◆ **Your goal**
Leave out the pictures and copy every record exactly.

** BEGIN Supplied data **

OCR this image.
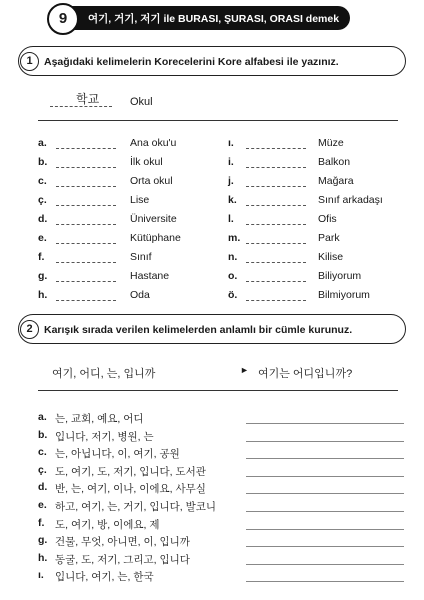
9	여기, 거기, 저기 ile BURASI, ŞURASI, ORASI demek
1	Aşağıdaki kelimelerin Korecelerini Kore alfabesi ile yazınız.
학교	Okul
a.	Ana oku'u
b.	İlk okul
c.	Orta okul
ç.	Lise
d.	Üniversite
e.	Kütüphane
f.	Sınıf
g.	Hastane
h.	Oda
ı.	Müze
i.	Balkon
j.	Mağara
k.	Sınıf arkadaşı
l.	Ofis
m.	Park
n.	Kilise
o.	Biliyorum
ö.	Bilmiyorum
2	Karışık sırada verilen kelimelerden anlamlı bir cümle kurunuz.
여기, 어디, 는, 입니까	► 여기는 어디입니까?
a. 는, 교회, 예요, 어디
b. 입니다, 저기, 병원, 는
c. 는, 아닙니다, 이, 여기, 공원
ç. 도, 여기, 도, 저기, 입니다, 도서관
d. 반, 는, 여기, 이나, 이에요, 사무실
e. 하고, 여기, 는, 거기, 입니다, 발코니
f. 도, 여기, 방, 이에요, 제
g. 건물, 무엇, 아니면, 이, 입니까
h. 동굴, 도, 저기, 그리고, 입니다
ı. 입니다, 여기, 는, 한국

** END Supplied data **

◆ **Task response**
OCR this image.
9	여기, 거기, 저기 ile BURASI, ŞURASI, ORASI demek
1	Aşağıdaki kelimelerin Korecelerini Kore alfabesi ile yazınız.
학교	Okul
a.	Ana oku'u
b.	İlk okul
c.	Orta okul
ç.	Lise
d.	Üniversite
e.	Kütüphane
f.	Sınıf
g.	Hastane
h.	Oda
ı.	Müze
i.	Balkon
j.	Mağara
k.	Sınıf arkadaşı
l.	Ofis
m.	Park
n.	Kilise
o.	Biliyorum
ö.	Bilmiyorum
2	Karışık sırada verilen kelimelerden anlamlı bir cümle kurunuz.
여기, 어디, 는, 입니까	► 여기는 어디입니까?
a. 는, 교회, 예요, 어디
b. 입니다, 저기, 병원, 는
c. 는, 아닙니다, 이, 여기, 공원
ç. 도, 여기, 도, 저기, 입니다, 도서관
d. 반, 는, 여기, 이나, 이에요, 사무실
e. 하고, 여기, 는, 거기, 입니다, 발코니
f. 도, 여기, 방, 이에요, 제
g. 건물, 무엇, 아니면, 이, 입니까
h. 동굴, 도, 저기, 그리고, 입니다
ı. 입니다, 여기, 는, 한국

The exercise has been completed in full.